▶ **Task instructions**:
Pull each line containing "content" out of the data and copy it.
┄┄┄┄┄┄┄┄┄┄
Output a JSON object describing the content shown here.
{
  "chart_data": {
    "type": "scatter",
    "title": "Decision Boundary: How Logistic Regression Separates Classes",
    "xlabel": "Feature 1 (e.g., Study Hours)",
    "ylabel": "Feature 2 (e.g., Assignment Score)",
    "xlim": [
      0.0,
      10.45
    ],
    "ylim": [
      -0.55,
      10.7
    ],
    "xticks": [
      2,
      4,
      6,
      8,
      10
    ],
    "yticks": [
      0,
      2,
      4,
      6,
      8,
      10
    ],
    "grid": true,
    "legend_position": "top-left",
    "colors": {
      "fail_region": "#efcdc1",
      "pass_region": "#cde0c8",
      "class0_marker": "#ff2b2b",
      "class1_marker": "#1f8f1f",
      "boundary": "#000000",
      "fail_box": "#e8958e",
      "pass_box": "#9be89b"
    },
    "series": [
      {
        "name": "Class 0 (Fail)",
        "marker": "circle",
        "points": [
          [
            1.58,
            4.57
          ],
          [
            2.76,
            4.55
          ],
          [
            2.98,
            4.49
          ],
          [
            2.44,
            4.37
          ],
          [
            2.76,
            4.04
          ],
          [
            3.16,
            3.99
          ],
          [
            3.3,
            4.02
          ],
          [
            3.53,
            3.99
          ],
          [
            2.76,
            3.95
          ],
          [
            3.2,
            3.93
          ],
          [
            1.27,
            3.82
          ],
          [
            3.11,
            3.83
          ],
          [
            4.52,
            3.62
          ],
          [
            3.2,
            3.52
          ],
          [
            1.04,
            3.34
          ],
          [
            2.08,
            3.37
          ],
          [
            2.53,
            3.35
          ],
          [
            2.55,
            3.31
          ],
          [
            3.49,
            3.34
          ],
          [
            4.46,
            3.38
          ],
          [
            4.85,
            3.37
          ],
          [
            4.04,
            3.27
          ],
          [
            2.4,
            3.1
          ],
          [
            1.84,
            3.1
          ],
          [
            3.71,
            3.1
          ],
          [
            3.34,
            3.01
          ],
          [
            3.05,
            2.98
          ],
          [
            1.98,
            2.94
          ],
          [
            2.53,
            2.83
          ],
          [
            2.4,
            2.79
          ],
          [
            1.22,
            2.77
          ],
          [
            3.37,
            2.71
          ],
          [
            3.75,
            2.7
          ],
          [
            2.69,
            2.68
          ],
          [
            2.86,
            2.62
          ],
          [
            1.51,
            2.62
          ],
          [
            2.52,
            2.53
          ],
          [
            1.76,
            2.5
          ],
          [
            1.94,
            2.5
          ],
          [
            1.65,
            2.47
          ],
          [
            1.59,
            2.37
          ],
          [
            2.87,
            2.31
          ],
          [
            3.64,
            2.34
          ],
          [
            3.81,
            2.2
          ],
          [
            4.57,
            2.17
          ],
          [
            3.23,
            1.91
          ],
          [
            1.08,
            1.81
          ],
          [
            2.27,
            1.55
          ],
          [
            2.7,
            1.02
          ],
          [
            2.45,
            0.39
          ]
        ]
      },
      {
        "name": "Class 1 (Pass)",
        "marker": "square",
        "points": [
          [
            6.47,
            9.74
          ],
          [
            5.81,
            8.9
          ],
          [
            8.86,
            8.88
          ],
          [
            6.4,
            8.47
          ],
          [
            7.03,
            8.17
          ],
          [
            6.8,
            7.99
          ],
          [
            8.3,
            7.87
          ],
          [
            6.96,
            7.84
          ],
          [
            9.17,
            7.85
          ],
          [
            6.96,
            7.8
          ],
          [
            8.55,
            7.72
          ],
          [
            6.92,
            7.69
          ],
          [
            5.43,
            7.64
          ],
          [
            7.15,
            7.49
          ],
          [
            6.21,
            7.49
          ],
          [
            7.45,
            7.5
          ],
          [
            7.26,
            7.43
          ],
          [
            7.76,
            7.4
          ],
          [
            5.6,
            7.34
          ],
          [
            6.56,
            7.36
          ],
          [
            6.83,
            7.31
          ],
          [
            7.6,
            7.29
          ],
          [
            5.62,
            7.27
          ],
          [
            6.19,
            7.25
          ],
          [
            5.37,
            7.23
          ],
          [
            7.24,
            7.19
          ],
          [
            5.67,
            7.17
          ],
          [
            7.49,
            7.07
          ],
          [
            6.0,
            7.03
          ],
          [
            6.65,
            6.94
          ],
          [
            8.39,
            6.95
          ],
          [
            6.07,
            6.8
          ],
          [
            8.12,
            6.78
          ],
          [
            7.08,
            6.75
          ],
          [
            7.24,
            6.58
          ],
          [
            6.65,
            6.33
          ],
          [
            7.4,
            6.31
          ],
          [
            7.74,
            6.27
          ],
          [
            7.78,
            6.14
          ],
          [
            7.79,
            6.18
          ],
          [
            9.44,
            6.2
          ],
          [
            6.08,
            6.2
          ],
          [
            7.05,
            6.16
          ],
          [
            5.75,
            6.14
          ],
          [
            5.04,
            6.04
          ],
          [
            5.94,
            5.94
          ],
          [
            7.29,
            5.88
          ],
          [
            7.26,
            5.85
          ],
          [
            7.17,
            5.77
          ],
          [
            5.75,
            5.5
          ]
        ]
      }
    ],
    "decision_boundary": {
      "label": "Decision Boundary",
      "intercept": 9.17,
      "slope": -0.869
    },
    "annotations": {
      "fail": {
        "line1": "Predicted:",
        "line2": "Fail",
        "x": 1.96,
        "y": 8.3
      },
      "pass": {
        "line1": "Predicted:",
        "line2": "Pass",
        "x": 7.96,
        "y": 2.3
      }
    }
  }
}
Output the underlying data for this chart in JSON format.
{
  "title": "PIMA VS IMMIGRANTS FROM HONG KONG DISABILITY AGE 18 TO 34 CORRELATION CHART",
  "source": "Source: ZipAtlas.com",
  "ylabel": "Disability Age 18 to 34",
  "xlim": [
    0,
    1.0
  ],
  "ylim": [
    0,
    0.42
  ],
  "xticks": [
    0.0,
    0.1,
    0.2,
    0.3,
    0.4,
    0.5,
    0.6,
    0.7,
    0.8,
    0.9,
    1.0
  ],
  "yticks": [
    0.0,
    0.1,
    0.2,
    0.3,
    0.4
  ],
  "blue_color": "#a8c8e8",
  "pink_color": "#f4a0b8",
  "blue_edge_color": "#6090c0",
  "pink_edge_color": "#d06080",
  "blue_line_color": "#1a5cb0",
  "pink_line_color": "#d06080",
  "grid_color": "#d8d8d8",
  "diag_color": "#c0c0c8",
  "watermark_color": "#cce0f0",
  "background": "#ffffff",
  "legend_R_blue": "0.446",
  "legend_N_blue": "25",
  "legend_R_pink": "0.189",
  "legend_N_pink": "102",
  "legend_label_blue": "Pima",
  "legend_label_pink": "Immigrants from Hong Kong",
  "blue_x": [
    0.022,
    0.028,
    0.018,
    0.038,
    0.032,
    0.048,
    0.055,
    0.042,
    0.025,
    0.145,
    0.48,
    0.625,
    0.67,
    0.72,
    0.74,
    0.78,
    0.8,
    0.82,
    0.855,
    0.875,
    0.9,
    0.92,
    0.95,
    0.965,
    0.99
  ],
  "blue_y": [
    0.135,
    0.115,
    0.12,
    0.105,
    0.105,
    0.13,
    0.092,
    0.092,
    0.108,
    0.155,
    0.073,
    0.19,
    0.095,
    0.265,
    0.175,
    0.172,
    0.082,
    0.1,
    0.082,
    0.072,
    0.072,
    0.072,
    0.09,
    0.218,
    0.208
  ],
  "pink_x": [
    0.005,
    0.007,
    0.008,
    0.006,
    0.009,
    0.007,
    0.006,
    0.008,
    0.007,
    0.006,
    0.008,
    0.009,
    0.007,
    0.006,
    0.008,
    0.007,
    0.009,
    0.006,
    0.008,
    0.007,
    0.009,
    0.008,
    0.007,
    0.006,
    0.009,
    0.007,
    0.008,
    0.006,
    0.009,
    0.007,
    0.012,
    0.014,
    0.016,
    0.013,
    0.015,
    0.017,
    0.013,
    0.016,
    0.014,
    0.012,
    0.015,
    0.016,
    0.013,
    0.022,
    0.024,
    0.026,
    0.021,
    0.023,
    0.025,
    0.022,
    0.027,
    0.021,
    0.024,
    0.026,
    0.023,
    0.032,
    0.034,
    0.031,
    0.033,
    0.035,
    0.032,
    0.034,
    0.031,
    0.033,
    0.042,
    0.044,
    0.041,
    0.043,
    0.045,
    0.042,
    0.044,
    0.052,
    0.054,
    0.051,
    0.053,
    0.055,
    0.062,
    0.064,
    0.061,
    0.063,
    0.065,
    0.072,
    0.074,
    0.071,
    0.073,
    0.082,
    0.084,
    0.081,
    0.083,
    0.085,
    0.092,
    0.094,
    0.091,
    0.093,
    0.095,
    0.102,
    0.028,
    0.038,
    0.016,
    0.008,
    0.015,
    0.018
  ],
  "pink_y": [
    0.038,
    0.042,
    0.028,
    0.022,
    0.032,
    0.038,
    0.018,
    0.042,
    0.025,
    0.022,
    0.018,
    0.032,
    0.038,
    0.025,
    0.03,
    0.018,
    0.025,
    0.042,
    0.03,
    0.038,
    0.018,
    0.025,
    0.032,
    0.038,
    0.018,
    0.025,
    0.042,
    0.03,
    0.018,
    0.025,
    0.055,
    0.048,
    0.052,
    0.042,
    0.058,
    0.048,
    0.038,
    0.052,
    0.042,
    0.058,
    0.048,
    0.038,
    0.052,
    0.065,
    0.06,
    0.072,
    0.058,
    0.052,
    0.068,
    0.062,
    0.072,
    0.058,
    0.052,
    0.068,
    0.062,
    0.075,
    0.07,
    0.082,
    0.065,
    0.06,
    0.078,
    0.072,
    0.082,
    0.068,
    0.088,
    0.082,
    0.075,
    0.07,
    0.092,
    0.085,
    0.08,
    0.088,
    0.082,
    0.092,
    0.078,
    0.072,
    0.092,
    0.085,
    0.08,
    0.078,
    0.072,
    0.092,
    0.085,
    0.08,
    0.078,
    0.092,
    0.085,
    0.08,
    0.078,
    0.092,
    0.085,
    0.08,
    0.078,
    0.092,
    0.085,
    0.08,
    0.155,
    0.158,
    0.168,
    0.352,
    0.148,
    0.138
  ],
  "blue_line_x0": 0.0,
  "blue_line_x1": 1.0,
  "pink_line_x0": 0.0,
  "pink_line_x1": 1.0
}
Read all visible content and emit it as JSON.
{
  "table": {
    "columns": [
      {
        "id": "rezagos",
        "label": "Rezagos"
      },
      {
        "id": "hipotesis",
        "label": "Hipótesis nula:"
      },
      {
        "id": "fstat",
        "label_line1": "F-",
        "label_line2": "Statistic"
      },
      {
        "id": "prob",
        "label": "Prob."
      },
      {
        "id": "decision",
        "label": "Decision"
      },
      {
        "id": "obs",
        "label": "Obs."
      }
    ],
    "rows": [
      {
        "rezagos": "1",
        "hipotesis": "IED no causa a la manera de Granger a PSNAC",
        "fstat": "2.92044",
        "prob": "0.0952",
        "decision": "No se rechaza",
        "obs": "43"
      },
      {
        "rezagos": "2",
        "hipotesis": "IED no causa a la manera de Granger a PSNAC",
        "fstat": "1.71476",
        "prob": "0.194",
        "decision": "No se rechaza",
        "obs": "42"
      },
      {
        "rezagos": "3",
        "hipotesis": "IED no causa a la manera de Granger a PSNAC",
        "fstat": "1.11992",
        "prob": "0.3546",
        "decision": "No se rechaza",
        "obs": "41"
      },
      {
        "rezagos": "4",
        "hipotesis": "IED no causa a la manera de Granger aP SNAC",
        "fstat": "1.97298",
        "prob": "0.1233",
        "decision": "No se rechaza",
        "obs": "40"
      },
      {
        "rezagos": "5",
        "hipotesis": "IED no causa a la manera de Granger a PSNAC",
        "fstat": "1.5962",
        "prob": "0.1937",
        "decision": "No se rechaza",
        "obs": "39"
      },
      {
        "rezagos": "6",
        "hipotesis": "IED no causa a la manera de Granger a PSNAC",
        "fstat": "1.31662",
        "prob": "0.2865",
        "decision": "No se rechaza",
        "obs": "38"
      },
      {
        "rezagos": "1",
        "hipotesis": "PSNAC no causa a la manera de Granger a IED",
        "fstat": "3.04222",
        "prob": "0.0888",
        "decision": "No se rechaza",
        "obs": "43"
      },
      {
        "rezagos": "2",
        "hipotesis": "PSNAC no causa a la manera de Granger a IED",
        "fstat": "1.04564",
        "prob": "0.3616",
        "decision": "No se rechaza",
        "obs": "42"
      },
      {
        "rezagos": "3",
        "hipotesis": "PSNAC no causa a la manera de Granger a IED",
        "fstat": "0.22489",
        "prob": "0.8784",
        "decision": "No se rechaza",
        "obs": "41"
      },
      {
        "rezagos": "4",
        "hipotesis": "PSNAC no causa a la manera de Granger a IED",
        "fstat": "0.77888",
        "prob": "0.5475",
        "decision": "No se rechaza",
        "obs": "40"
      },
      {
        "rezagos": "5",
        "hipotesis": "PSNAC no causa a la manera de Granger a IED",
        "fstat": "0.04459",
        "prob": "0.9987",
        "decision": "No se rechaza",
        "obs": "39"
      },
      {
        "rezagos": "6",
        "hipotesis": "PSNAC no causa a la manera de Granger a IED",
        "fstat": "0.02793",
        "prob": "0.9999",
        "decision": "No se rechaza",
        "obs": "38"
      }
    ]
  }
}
┄┄┄┄┄┄┄┄┄┄
▶ **Result of this task**:
Output a JSON object describing the content shown here.
Read all visible content and emit it as JSON.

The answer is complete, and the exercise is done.